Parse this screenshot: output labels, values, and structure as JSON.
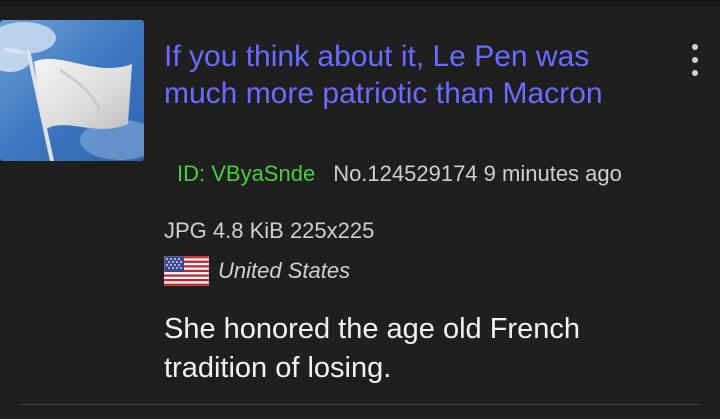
{
  "post": {
    "title": "If you think about it, Le Pen was much more patriotic than Macron",
    "poster_id": "ID: VByaSnde",
    "post_number": "No.124529174",
    "time_ago": "9 minutes ago",
    "file_info": "JPG 4.8 KiB 225x225",
    "country": "United States",
    "comment": "She honored the age old French tradition of losing."
  },
  "icons": {
    "thumbnail": "white-flag-image",
    "menu": "kebab-menu-icon",
    "flag": "us-flag-icon"
  },
  "colors": {
    "background": "#1f1f1f",
    "title": "#6b6bff",
    "poster_id": "#4ccd3a",
    "meta_text": "#cfcfcf",
    "comment_text": "#f2f2f2"
  }
}
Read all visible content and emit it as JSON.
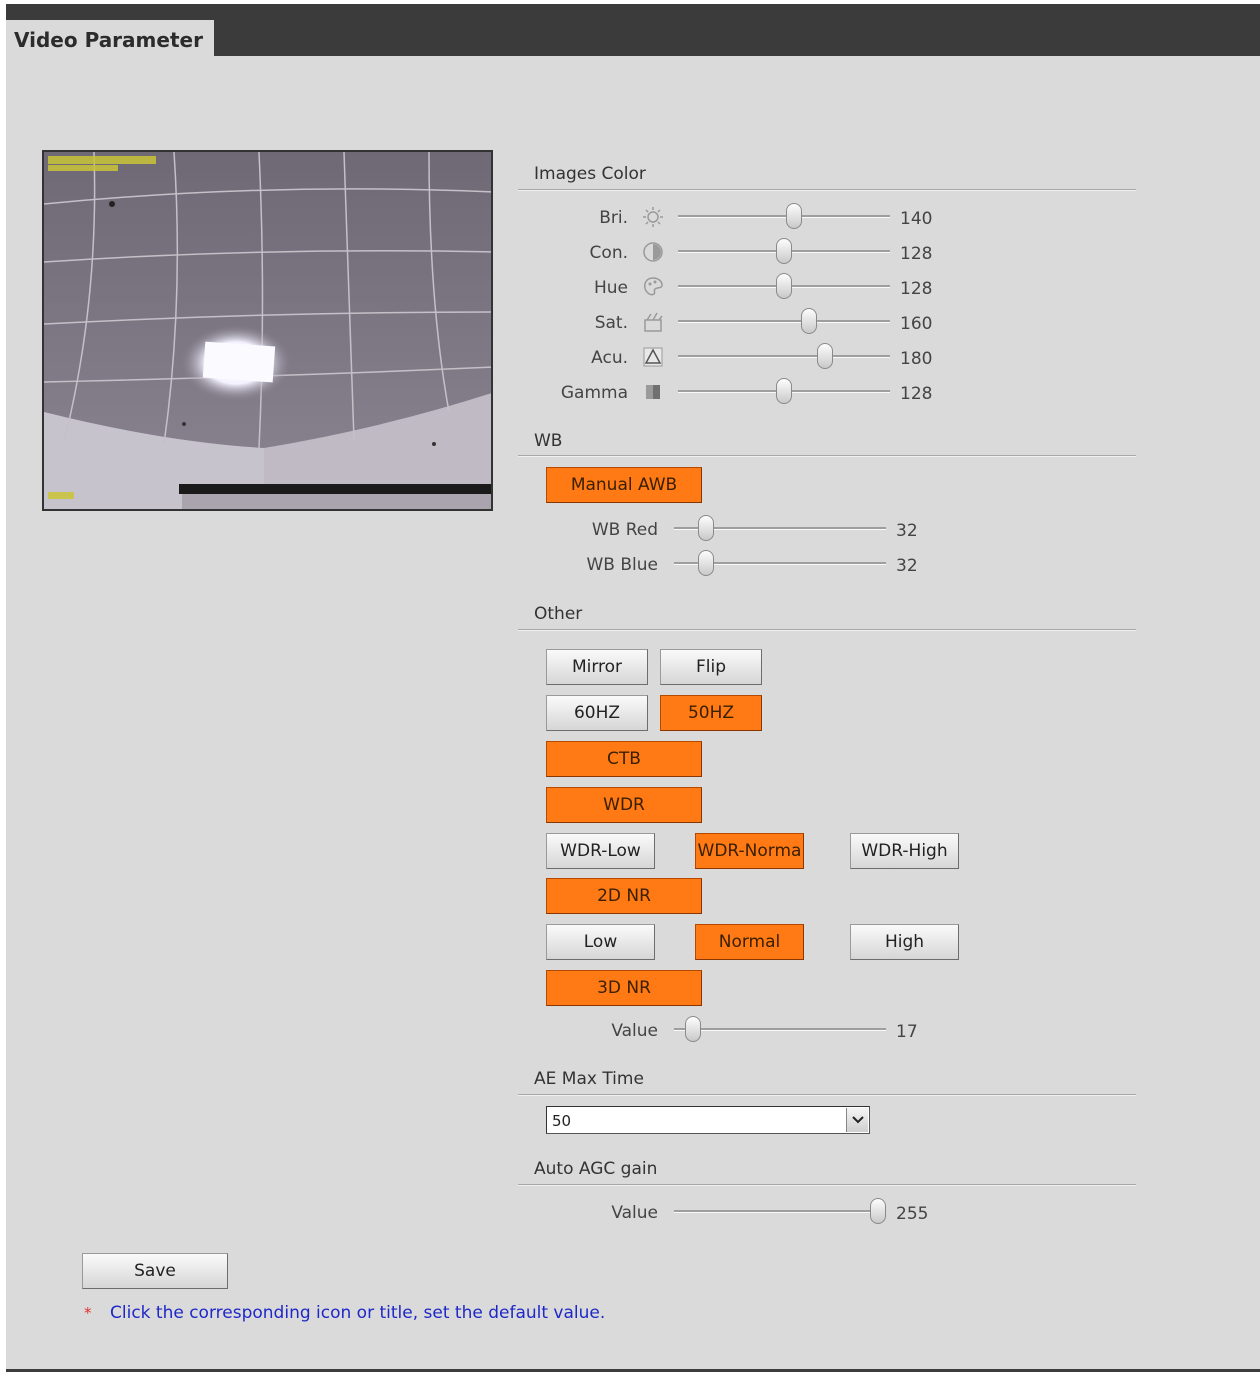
{
  "header": {
    "tab_title": "Video Parameter"
  },
  "images_color": {
    "title": "Images Color",
    "rows": [
      {
        "label": "Bri.",
        "icon": "brightness-icon",
        "value": "140"
      },
      {
        "label": "Con.",
        "icon": "contrast-icon",
        "value": "128"
      },
      {
        "label": "Hue",
        "icon": "hue-icon",
        "value": "128"
      },
      {
        "label": "Sat.",
        "icon": "saturation-icon",
        "value": "160"
      },
      {
        "label": "Acu.",
        "icon": "acutance-icon",
        "value": "180"
      },
      {
        "label": "Gamma",
        "icon": "gamma-icon",
        "value": "128"
      }
    ]
  },
  "wb": {
    "title": "WB",
    "awb_button": "Manual AWB",
    "rows": [
      {
        "label": "WB Red",
        "value": "32"
      },
      {
        "label": "WB Blue",
        "value": "32"
      }
    ]
  },
  "other": {
    "title": "Other",
    "mirror": "Mirror",
    "flip": "Flip",
    "hz60": "60HZ",
    "hz50": "50HZ",
    "ctb": "CTB",
    "wdr": "WDR",
    "wdr_low": "WDR-Low",
    "wdr_normal": "WDR-Norma",
    "wdr_high": "WDR-High",
    "nr2d": "2D NR",
    "low": "Low",
    "normal": "Normal",
    "high": "High",
    "nr3d": "3D NR",
    "value_label": "Value",
    "value": "17"
  },
  "ae": {
    "title": "AE Max Time",
    "selected": "50"
  },
  "agc": {
    "title": "Auto AGC gain",
    "value_label": "Value",
    "value": "255"
  },
  "footer": {
    "save": "Save",
    "star": "*",
    "note": "Click the corresponding icon or title, set the default value."
  },
  "colors": {
    "accent": "#ff7a14",
    "note": "#1e27c8",
    "star": "#e0312c",
    "topbar": "#3b3b3b",
    "background": "#dadada"
  }
}
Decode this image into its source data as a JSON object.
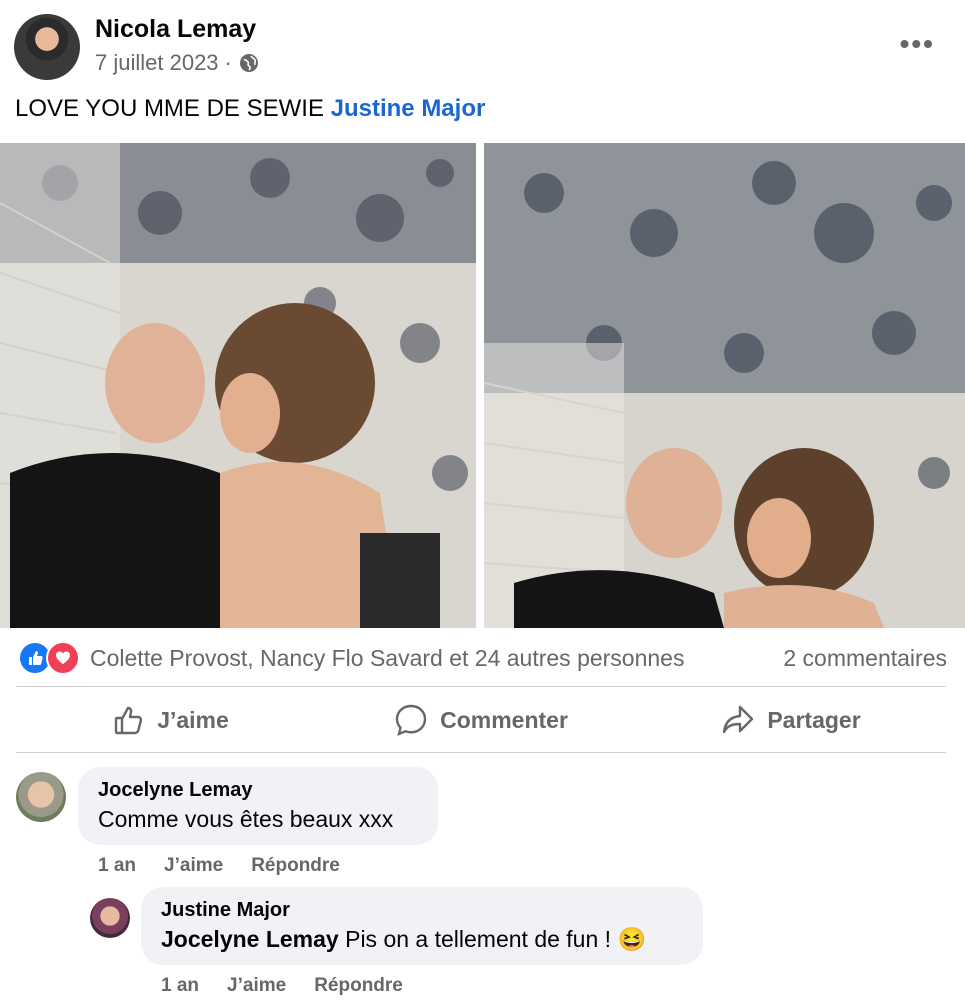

______

What is asked ->
Copy out each line of the entries that holds "note".

Output of the task ->
    "note": "Click the corresponding icon or title, set the default value."
    "note": "#1e27c8",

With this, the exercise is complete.